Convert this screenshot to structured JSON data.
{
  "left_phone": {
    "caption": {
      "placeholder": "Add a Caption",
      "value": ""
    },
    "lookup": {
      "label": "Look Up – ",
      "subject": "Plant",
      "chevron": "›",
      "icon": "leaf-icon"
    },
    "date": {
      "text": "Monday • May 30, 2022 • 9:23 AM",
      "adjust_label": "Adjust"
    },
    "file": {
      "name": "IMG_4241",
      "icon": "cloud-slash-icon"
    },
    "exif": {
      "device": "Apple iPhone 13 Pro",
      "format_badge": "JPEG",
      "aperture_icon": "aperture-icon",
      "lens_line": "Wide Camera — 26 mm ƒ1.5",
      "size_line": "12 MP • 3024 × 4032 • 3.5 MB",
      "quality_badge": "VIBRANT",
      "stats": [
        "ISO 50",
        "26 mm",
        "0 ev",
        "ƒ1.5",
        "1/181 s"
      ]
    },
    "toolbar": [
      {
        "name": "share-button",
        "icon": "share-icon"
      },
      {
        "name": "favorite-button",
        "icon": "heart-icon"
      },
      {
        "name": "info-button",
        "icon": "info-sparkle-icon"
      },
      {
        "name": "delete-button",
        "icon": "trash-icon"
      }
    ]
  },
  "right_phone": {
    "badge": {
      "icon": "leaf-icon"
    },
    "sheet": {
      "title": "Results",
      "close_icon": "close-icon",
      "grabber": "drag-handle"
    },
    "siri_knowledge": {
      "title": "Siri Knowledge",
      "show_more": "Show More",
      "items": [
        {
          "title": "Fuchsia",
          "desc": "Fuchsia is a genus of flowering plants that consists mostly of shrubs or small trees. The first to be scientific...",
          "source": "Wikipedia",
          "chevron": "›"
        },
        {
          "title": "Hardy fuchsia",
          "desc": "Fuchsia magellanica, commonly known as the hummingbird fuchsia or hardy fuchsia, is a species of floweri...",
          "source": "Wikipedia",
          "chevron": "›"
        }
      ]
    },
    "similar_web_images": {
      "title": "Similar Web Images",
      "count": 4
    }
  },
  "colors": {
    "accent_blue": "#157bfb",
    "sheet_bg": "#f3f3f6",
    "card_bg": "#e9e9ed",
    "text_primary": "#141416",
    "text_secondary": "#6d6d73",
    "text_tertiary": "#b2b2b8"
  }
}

----------------

Exercise details: In the entries above, find each line with the word "icon" and copy it.

Complete response:
      "icon": "leaf-icon"
      "icon": "cloud-slash-icon"
      "aperture_icon": "aperture-icon",
        "icon": "share-icon"
        "icon": "heart-icon"
        "icon": "info-sparkle-icon"
        "icon": "trash-icon"
      "icon": "leaf-icon"
      "close_icon": "close-icon",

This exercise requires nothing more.